AUFGABENÜBERSICHT |
1. Beantworte zum Text über das Kölner Tanzarchiv folgende Fragen, jede auf einer eigenen Zeile:
(a) Welche Trägerinstitution wird für das Tanzarchiv genannt?
(b) Welchen Titel trägt die aktuelle Ausstellung?
(c) Wer hielt um 1700 als Erster Tanzschritte auf Papier fest, und wessen Schritte waren es?
2. Setze den Text über das Kölner Tanzarchiv im gleichen Stil nach seinem letzten Satz fort.

„Irgendwas fehlt immer“: Blick in die Ausstellung des Tanzarchivs. Foto: Jürgen Schön
Ausstellung zeigt Geschichte und Zukunft des Tanzarchivs
„Das Kölner Tanzarchiv ist international eines der bedeutendsten. Jetzt soll es – unterstützt von Stadt, Land und der Trägerinstitution SK Stiftung Kultur – zum Forschungs- und Kompetenzzentrum NRW erweitert werden. Wie das gehen soll, zeigt die aktuelle Ausstellung „Irgendwas fehlt immer“. Sie zeichnet die Entwicklung der Tanzarchive nach – hört sich auf den ersten Blick langweilig an, ist aber spannend und dank modernster Technik im wahrsten Sinne des Wortes mitreißend.
Archiv – das klingt für Otto Normalverbraucher und Erika Musterfrau erst einmal langweilig. Die Ausstellung greift dieses Vorurteil selbstironisch auf und eröffnet den Parcour mit gut konserviertem Archivstaub und einer ausgestopften Archivratte. Dann geht es historisch weiter: Der Franzose Raoul-Auger Feuillet war um 1700 der erste, der die Tanzschritte seines Kollegen Louis Pecour auf Papier festhielt und so nachtanzbar machte. Es soll Ausstellungsbesucher geben, die dies anhand der gezeigten Beispiele versuchen.

QUELLENMATERIAL |
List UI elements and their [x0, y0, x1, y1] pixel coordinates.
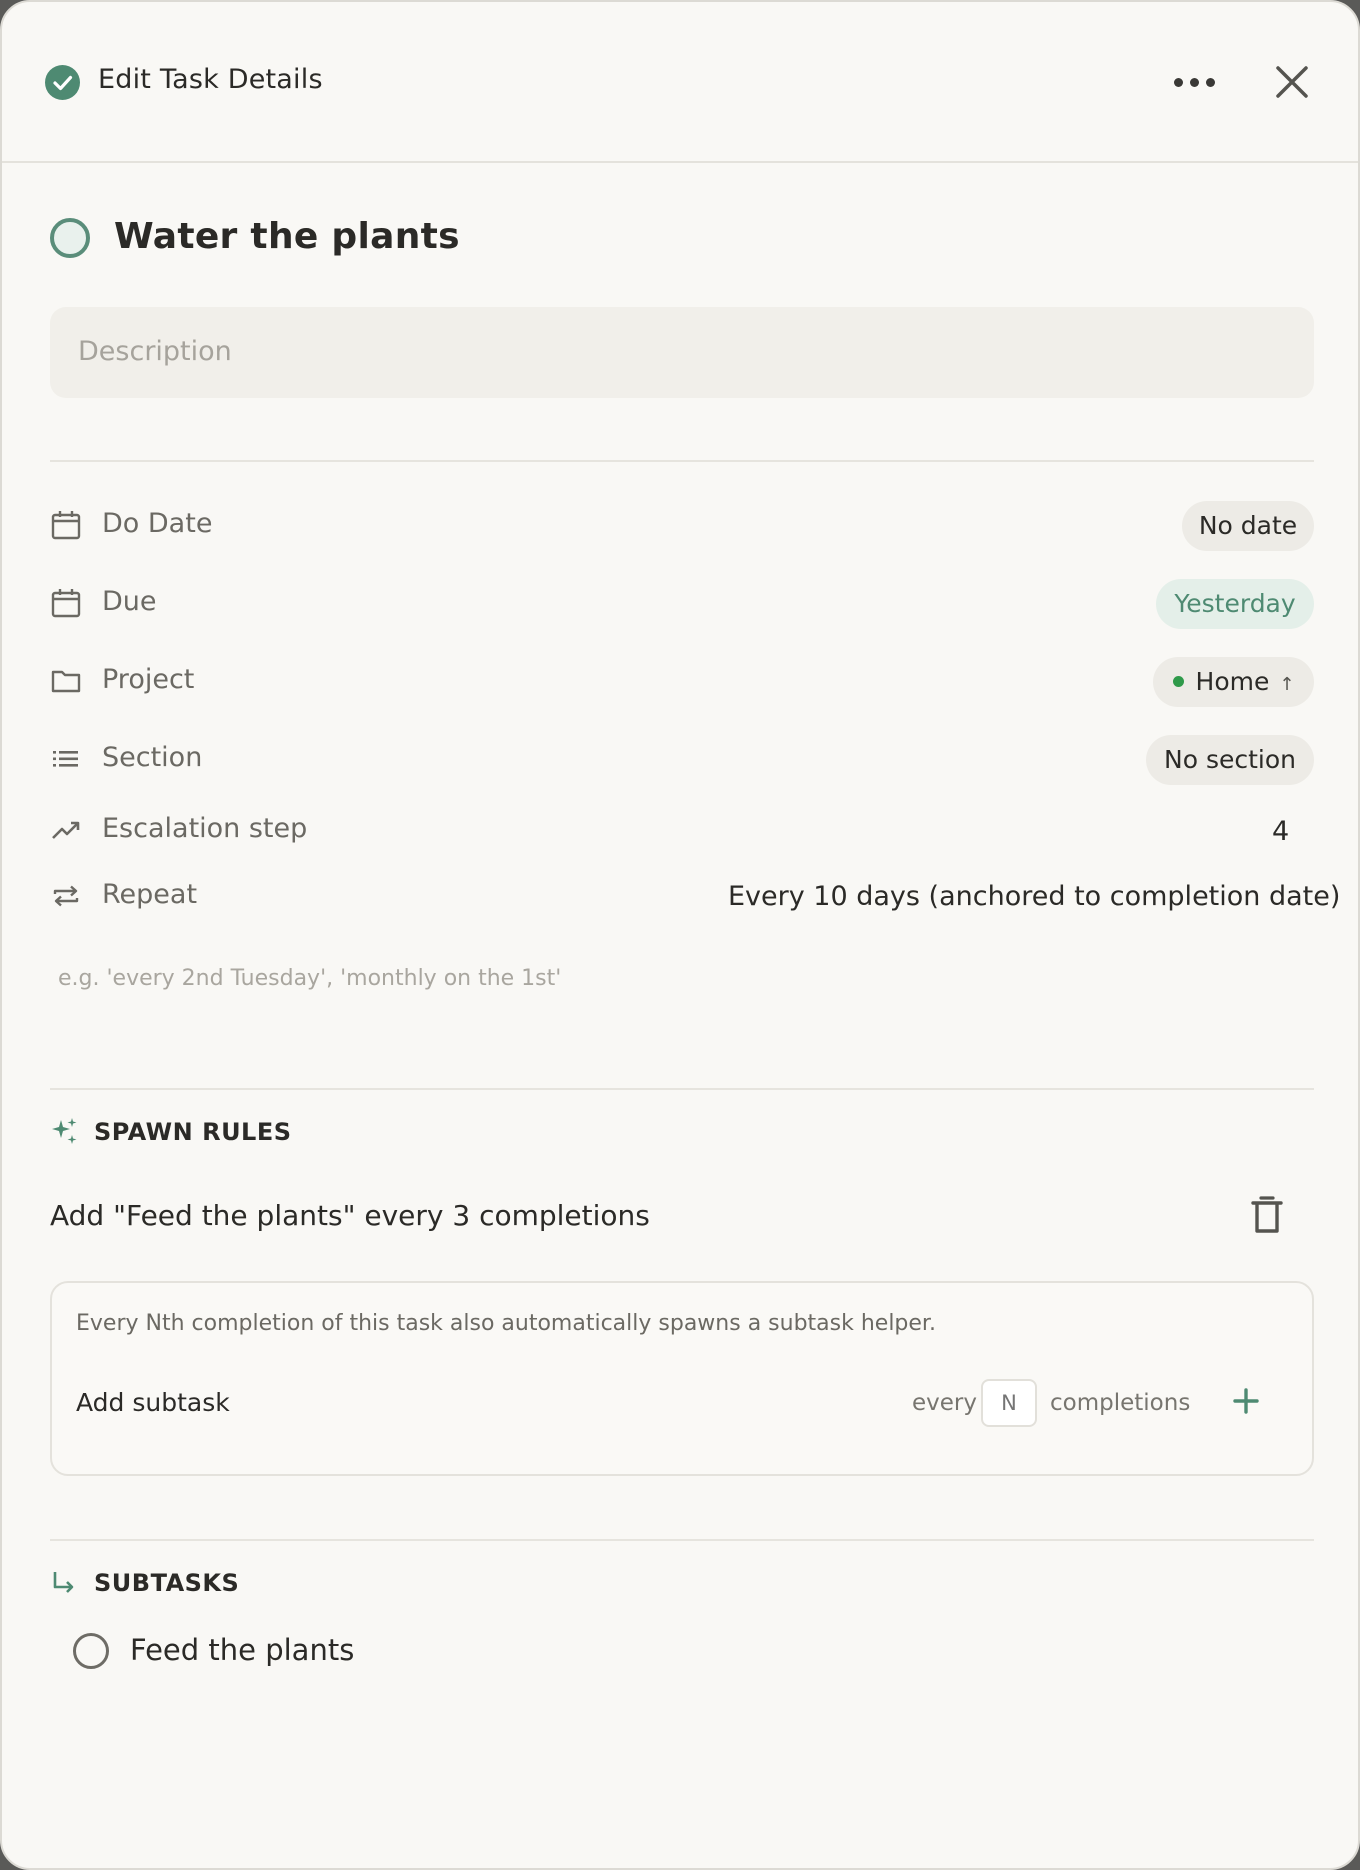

GEORDNETE ANTWORTEN |
1.
(a) Die SK Stiftung Kultur.
(b) „Irgendwas fehlt immer“.
(c) Der Franzose Raoul-Auger Feuillet; er notierte die Tanzschritte seines Kollegen Louis Pecour.

2.
Viele Tänzer-Nachlässe bereichern die Sammlung
Bald wurden diese Aufzeichnungen Vorbild für spätere Choreographen. Die ersten Tanzarchive entstanden. Und schon bald sollte sich deren Bestände erweitern: bekannte Tänzerinnen und Tänzer vermachten ihnen ihre Berufskleidung, ihre Ballettschuhe, ihren Schmuck, ihre Briefe. Oder – ganz aktuell – das „Bewegte Tagebuch“ von Foteini Papadopoulou aus dem Jahr 2020: Täglich hielt sie zwei Tanzbewegungen fest, auf Papier und filmisch. Ganz zu schweigen von den vielen Presseberichten und -kritiken, die ihren Weg in Archive finden.

Partitur zu „Kreuzigung. Spielgang Werk VII“ von Lothar Schreyer. Deutsches Tanzarchiv Köln
Das Interesse der Archive richtete sich bald nicht nur auf klassischen Bühnentanz. Auch die Tänze indigener Völker Nordamerikas oder Afrikas wurden fotografiert und gezeichnet. Womit manchmal sicher auch (heimliche) erotische Wünsche befriedigt wurden.
Wie sieht das Archiv der Zukunft aus?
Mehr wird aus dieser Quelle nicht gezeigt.